Records from a collection of figures
%%

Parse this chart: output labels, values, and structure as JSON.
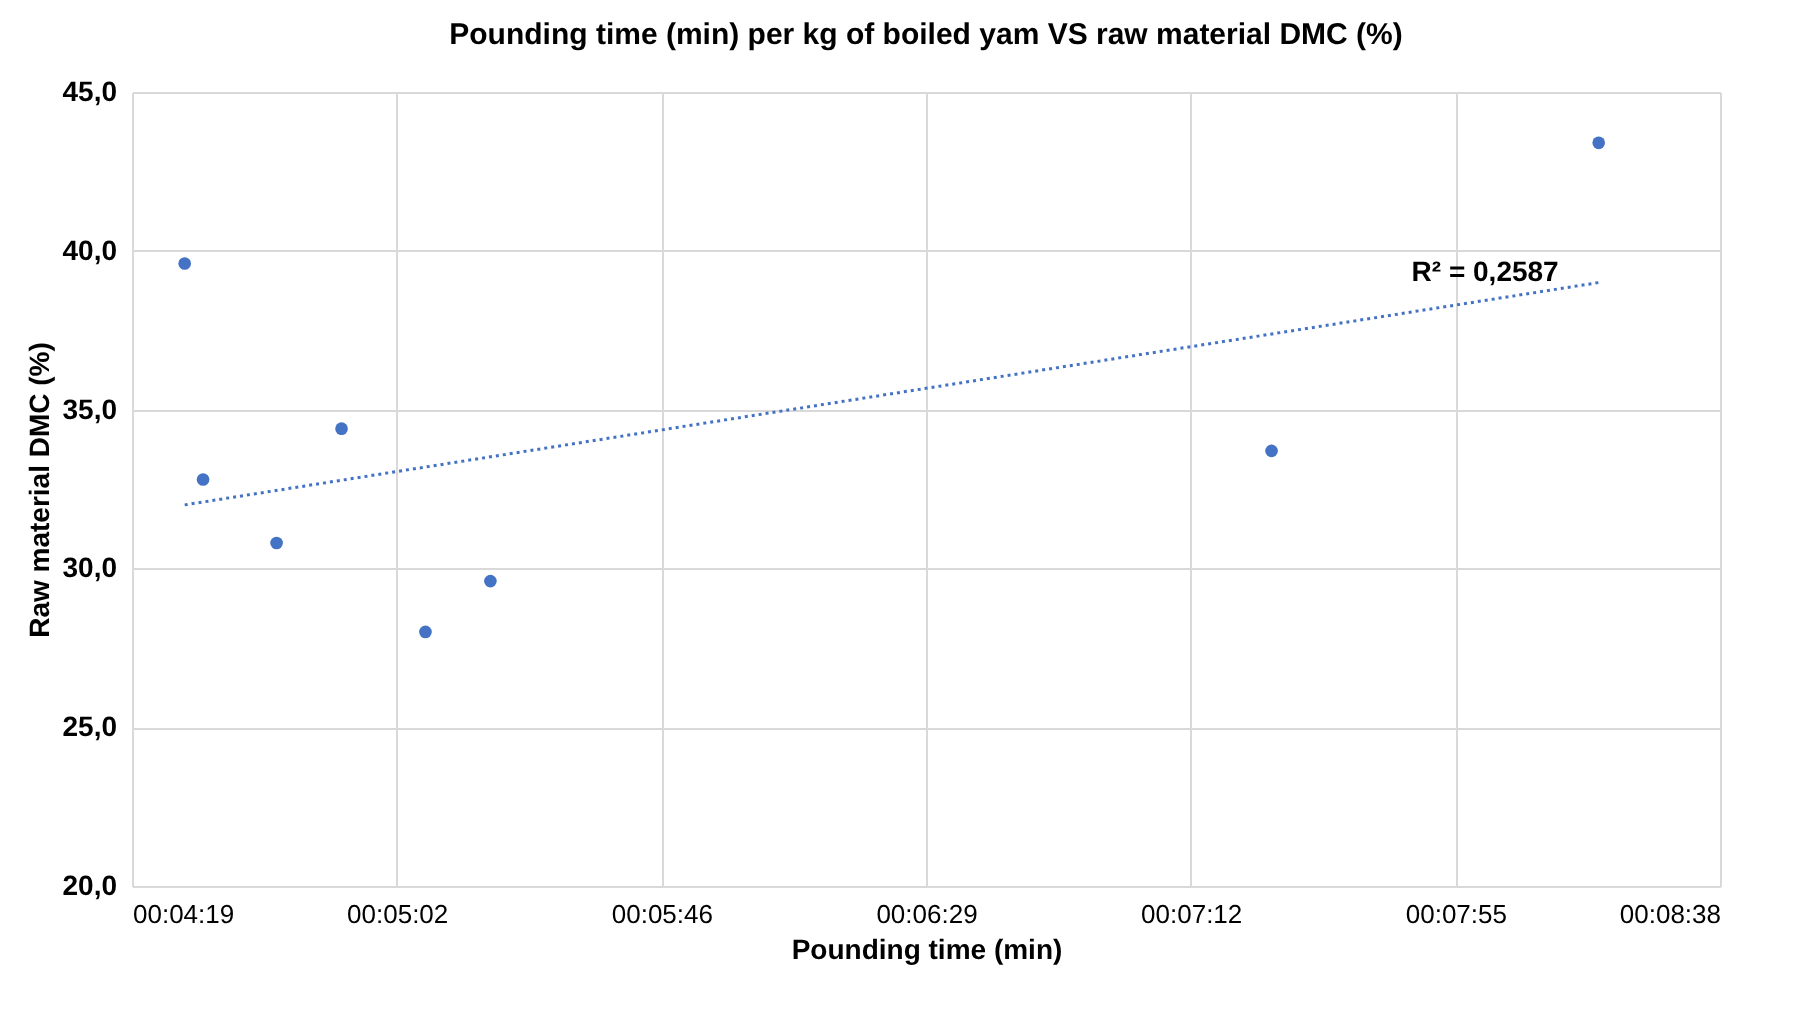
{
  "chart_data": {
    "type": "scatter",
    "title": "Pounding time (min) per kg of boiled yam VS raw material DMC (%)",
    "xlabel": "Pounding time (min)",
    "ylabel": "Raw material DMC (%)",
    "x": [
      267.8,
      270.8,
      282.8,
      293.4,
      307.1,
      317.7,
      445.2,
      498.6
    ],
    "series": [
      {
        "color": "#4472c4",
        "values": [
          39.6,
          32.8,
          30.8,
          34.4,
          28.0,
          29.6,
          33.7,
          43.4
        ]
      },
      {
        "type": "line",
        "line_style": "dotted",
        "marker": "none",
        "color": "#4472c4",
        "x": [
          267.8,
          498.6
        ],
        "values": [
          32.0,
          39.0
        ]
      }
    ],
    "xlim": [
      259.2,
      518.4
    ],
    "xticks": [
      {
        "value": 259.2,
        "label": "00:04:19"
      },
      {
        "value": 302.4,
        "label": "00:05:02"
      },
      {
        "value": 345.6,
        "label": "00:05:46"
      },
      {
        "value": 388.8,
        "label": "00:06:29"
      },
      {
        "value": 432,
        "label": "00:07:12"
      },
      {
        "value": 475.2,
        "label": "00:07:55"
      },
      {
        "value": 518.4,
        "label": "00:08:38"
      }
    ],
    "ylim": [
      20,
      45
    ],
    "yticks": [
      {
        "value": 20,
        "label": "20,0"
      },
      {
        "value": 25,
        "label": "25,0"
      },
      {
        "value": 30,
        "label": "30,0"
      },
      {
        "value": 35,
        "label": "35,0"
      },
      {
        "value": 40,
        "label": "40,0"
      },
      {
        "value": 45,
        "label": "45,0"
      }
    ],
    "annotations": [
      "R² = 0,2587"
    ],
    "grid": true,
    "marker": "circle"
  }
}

%%
%%

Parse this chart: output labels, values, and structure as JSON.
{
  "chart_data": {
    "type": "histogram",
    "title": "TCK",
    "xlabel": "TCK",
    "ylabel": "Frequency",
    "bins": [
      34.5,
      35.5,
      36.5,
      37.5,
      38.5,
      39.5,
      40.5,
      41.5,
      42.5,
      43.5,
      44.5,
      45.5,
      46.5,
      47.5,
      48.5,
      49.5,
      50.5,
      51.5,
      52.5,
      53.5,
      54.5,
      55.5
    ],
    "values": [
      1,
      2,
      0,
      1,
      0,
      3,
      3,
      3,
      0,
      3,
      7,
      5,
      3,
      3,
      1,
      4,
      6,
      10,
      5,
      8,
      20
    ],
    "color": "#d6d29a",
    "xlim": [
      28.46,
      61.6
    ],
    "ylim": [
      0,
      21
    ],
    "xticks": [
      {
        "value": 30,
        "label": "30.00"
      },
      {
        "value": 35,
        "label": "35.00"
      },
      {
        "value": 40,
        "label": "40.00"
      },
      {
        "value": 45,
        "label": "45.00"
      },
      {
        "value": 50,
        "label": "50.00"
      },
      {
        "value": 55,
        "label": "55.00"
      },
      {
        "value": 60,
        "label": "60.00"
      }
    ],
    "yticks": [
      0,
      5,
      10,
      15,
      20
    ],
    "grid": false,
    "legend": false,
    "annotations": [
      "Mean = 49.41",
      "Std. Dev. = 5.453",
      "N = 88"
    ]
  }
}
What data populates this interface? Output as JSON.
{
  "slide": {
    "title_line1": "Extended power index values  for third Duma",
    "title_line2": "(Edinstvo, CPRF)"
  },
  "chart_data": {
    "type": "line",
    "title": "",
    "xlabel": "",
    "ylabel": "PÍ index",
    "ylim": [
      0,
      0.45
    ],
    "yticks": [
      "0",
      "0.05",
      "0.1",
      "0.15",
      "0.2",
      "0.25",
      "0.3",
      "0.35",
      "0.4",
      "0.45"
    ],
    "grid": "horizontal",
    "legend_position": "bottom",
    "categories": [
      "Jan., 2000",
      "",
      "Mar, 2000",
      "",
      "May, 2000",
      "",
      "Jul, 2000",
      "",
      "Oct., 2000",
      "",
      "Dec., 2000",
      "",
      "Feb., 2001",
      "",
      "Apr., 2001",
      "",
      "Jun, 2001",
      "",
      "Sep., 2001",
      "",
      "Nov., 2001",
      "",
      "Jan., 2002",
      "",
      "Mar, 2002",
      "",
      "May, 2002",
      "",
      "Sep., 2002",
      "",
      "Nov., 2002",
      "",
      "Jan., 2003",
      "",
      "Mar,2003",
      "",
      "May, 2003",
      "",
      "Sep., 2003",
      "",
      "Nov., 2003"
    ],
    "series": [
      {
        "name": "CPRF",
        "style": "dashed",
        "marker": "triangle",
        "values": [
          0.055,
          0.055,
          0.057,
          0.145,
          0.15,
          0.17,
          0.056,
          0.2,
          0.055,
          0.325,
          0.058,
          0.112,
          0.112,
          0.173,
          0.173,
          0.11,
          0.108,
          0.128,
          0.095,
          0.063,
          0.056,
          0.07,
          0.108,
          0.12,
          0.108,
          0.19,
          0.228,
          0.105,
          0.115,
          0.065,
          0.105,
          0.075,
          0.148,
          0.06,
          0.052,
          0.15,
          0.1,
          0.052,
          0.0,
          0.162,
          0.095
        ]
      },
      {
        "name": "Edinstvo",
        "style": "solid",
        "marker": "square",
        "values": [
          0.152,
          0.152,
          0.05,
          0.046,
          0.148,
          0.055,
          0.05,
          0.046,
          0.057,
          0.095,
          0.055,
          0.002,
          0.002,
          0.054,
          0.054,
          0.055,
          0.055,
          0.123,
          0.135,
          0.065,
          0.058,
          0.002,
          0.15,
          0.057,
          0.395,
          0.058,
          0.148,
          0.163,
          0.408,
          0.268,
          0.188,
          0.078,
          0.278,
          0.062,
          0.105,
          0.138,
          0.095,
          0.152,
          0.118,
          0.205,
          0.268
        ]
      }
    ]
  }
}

%%

Take every line from the data above that holds "grid" and copy it out.

    "grid": true,
    "grid": false,
    "grid": "horizontal",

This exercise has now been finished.